■ **MATERIAL FOR THE TASK**:
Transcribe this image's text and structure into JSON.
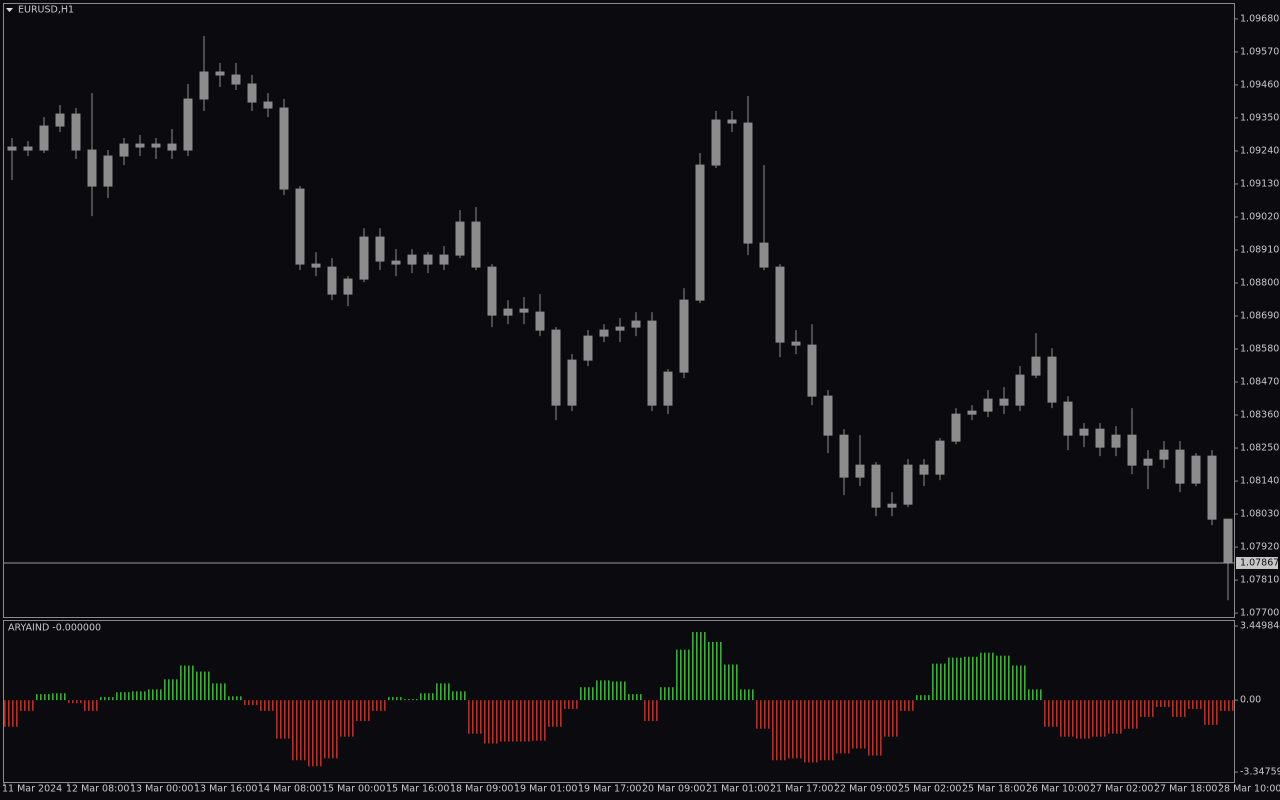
{
  "chart_data": [
    {
      "type": "candlestick",
      "title": "EURUSD,H1",
      "color": "#8c8c8c",
      "categories": [
        "11 Mar 2024",
        null,
        null,
        null,
        "12 Mar 08:00",
        null,
        null,
        null,
        "13 Mar 00:00",
        null,
        null,
        null,
        "13 Mar 16:00",
        null,
        null,
        null,
        "14 Mar 08:00",
        null,
        null,
        null,
        "15 Mar 00:00",
        null,
        null,
        null,
        "15 Mar 16:00",
        null,
        null,
        null,
        "18 Mar 09:00",
        null,
        null,
        null,
        "19 Mar 01:00",
        null,
        null,
        null,
        "19 Mar 17:00",
        null,
        null,
        null,
        "20 Mar 09:00",
        null,
        null,
        null,
        "21 Mar 01:00",
        null,
        null,
        null,
        "21 Mar 17:00",
        null,
        null,
        null,
        "22 Mar 09:00",
        null,
        null,
        null,
        "25 Mar 02:00",
        null,
        null,
        null,
        "25 Mar 18:00",
        null,
        null,
        null,
        "26 Mar 10:00",
        null,
        null,
        null,
        "27 Mar 02:00",
        null,
        null,
        null,
        "27 Mar 18:00",
        null,
        null,
        null,
        "28 Mar 10:00"
      ],
      "open": [
        1.09243,
        1.09253,
        1.09243,
        1.09323,
        1.09363,
        1.09243,
        1.09123,
        1.09223,
        1.09263,
        1.09253,
        1.09263,
        1.09243,
        1.09413,
        1.09503,
        1.09493,
        1.09463,
        1.09403,
        1.09383,
        1.09113,
        1.08863,
        1.08853,
        1.08763,
        1.08813,
        1.08953,
        1.08873,
        1.08863,
        1.08893,
        1.08863,
        1.08893,
        1.09003,
        1.08853,
        1.08693,
        1.08713,
        1.08703,
        1.08643,
        1.08393,
        1.08543,
        1.08623,
        1.08643,
        1.08653,
        1.08673,
        1.08393,
        1.08503,
        1.08743,
        1.09193,
        1.09343,
        1.09333,
        1.08933,
        1.08853,
        1.08603,
        1.08593,
        1.08423,
        1.08293,
        1.08153,
        1.08193,
        1.08053,
        1.08063,
        1.08193,
        1.08163,
        1.08273,
        1.08363,
        1.08373,
        1.08413,
        1.08393,
        1.08493,
        1.08553,
        1.08403,
        1.08293,
        1.08313,
        1.08253,
        1.08293,
        1.08193,
        1.08213,
        1.08243,
        1.08133,
        1.08223,
        1.08013
      ],
      "high": [
        1.09283,
        1.09273,
        1.09353,
        1.09393,
        1.09383,
        1.09433,
        1.09243,
        1.09283,
        1.09293,
        1.09283,
        1.09313,
        1.09463,
        1.09623,
        1.09533,
        1.09533,
        1.09493,
        1.09433,
        1.09413,
        1.09123,
        1.08903,
        1.08883,
        1.08823,
        1.08983,
        1.08983,
        1.08913,
        1.08913,
        1.08903,
        1.08923,
        1.09043,
        1.09053,
        1.08863,
        1.08743,
        1.08753,
        1.08763,
        1.08653,
        1.08563,
        1.08643,
        1.08663,
        1.08683,
        1.08703,
        1.08703,
        1.08513,
        1.08783,
        1.09233,
        1.09373,
        1.09373,
        1.09423,
        1.09193,
        1.08863,
        1.08643,
        1.08663,
        1.08443,
        1.08313,
        1.08293,
        1.08203,
        1.08103,
        1.08213,
        1.08213,
        1.08283,
        1.08383,
        1.08393,
        1.08443,
        1.08453,
        1.08523,
        1.08633,
        1.08583,
        1.08423,
        1.08333,
        1.08333,
        1.08323,
        1.08383,
        1.08243,
        1.08273,
        1.08273,
        1.08233,
        1.08243,
        1.08013
      ],
      "low": [
        1.09143,
        1.09223,
        1.09233,
        1.09303,
        1.09213,
        1.09023,
        1.09083,
        1.09193,
        1.09223,
        1.09213,
        1.09213,
        1.09223,
        1.09373,
        1.09453,
        1.09443,
        1.09373,
        1.09353,
        1.09093,
        1.08843,
        1.08823,
        1.08743,
        1.08723,
        1.08803,
        1.08843,
        1.08823,
        1.08833,
        1.08833,
        1.08843,
        1.08883,
        1.08843,
        1.08653,
        1.08663,
        1.08663,
        1.08623,
        1.08343,
        1.08373,
        1.08523,
        1.08603,
        1.08603,
        1.08623,
        1.08373,
        1.08363,
        1.08483,
        1.08733,
        1.09183,
        1.09303,
        1.08893,
        1.08843,
        1.08553,
        1.08563,
        1.08393,
        1.08233,
        1.08093,
        1.08123,
        1.08023,
        1.08023,
        1.08053,
        1.08123,
        1.08143,
        1.08263,
        1.08343,
        1.08353,
        1.08363,
        1.08373,
        1.08483,
        1.08383,
        1.08243,
        1.08253,
        1.08223,
        1.08223,
        1.08163,
        1.08113,
        1.08183,
        1.08103,
        1.08123,
        1.07993,
        1.07743
      ],
      "close": [
        1.09253,
        1.09243,
        1.09323,
        1.09363,
        1.09243,
        1.09123,
        1.09223,
        1.09263,
        1.09253,
        1.09263,
        1.09243,
        1.09413,
        1.09503,
        1.09493,
        1.09463,
        1.09403,
        1.09383,
        1.09113,
        1.08863,
        1.08853,
        1.08763,
        1.08813,
        1.08953,
        1.08873,
        1.08863,
        1.08893,
        1.08863,
        1.08893,
        1.09003,
        1.08853,
        1.08693,
        1.08713,
        1.08703,
        1.08643,
        1.08393,
        1.08543,
        1.08623,
        1.08643,
        1.08653,
        1.08673,
        1.08393,
        1.08503,
        1.08743,
        1.09193,
        1.09343,
        1.09333,
        1.08933,
        1.08853,
        1.08603,
        1.08593,
        1.08423,
        1.08293,
        1.08153,
        1.08193,
        1.08053,
        1.08063,
        1.08193,
        1.08163,
        1.08273,
        1.08363,
        1.08373,
        1.08413,
        1.08393,
        1.08493,
        1.08553,
        1.08403,
        1.08293,
        1.08313,
        1.08253,
        1.08293,
        1.08193,
        1.08213,
        1.08243,
        1.08133,
        1.08223,
        1.08013,
        1.07867
      ],
      "current_price": 1.07867,
      "ylim": [
        1.07687,
        1.09733
      ],
      "yticks": [
        {
          "value": 1.0968,
          "label": "1.09680"
        },
        {
          "value": 1.0957,
          "label": "1.09570"
        },
        {
          "value": 1.0946,
          "label": "1.09460"
        },
        {
          "value": 1.0935,
          "label": "1.09350"
        },
        {
          "value": 1.0924,
          "label": "1.09240"
        },
        {
          "value": 1.0913,
          "label": "1.09130"
        },
        {
          "value": 1.0902,
          "label": "1.09020"
        },
        {
          "value": 1.0891,
          "label": "1.08910"
        },
        {
          "value": 1.088,
          "label": "1.08800"
        },
        {
          "value": 1.0869,
          "label": "1.08690"
        },
        {
          "value": 1.0858,
          "label": "1.08580"
        },
        {
          "value": 1.0847,
          "label": "1.08470"
        },
        {
          "value": 1.0836,
          "label": "1.08360"
        },
        {
          "value": 1.0825,
          "label": "1.08250"
        },
        {
          "value": 1.0814,
          "label": "1.08140"
        },
        {
          "value": 1.0803,
          "label": "1.08030"
        },
        {
          "value": 1.0792,
          "label": "1.07920"
        },
        {
          "value": 1.0781,
          "label": "1.07810"
        },
        {
          "value": 1.077,
          "label": "1.07700"
        }
      ]
    },
    {
      "type": "bar",
      "title": "ARYAIND -0.000000",
      "positive_color": "#2fb52f",
      "negative_color": "#c8281e",
      "values": [
        -1.24,
        -0.5,
        0.28,
        0.32,
        -0.14,
        -0.5,
        0.14,
        0.37,
        0.41,
        0.5,
        0.97,
        1.61,
        1.33,
        0.78,
        0.18,
        -0.23,
        -0.5,
        -1.79,
        -2.8,
        -3.08,
        -2.71,
        -1.7,
        -0.97,
        -0.5,
        0.14,
        0.05,
        0.32,
        0.78,
        0.41,
        -1.56,
        -2.02,
        -1.93,
        -1.93,
        -1.89,
        -1.24,
        -0.41,
        0.6,
        0.92,
        0.87,
        0.28,
        -0.97,
        0.6,
        2.35,
        3.17,
        2.71,
        1.66,
        0.5,
        -1.33,
        -2.8,
        -2.71,
        -2.9,
        -2.8,
        -2.48,
        -2.25,
        -2.58,
        -1.7,
        -0.5,
        0.23,
        1.7,
        1.98,
        2.02,
        2.21,
        2.07,
        1.61,
        0.5,
        -1.24,
        -1.7,
        -1.79,
        -1.7,
        -1.56,
        -1.33,
        -0.78,
        -0.32,
        -0.78,
        -0.41,
        -1.15,
        -0.5
      ],
      "ylim": [
        -3.81,
        3.73
      ],
      "yticks": [
        3.449844,
        {
          "value": 0,
          "label": "0.00"
        },
        -3.347594
      ]
    }
  ]
}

■ **CHALLENGE**:
Copy each line from the records above that includes the string "title".

■ **FULL RESPONSE**:
      "title": "EURUSD,H1",
      "title": "ARYAIND -0.000000",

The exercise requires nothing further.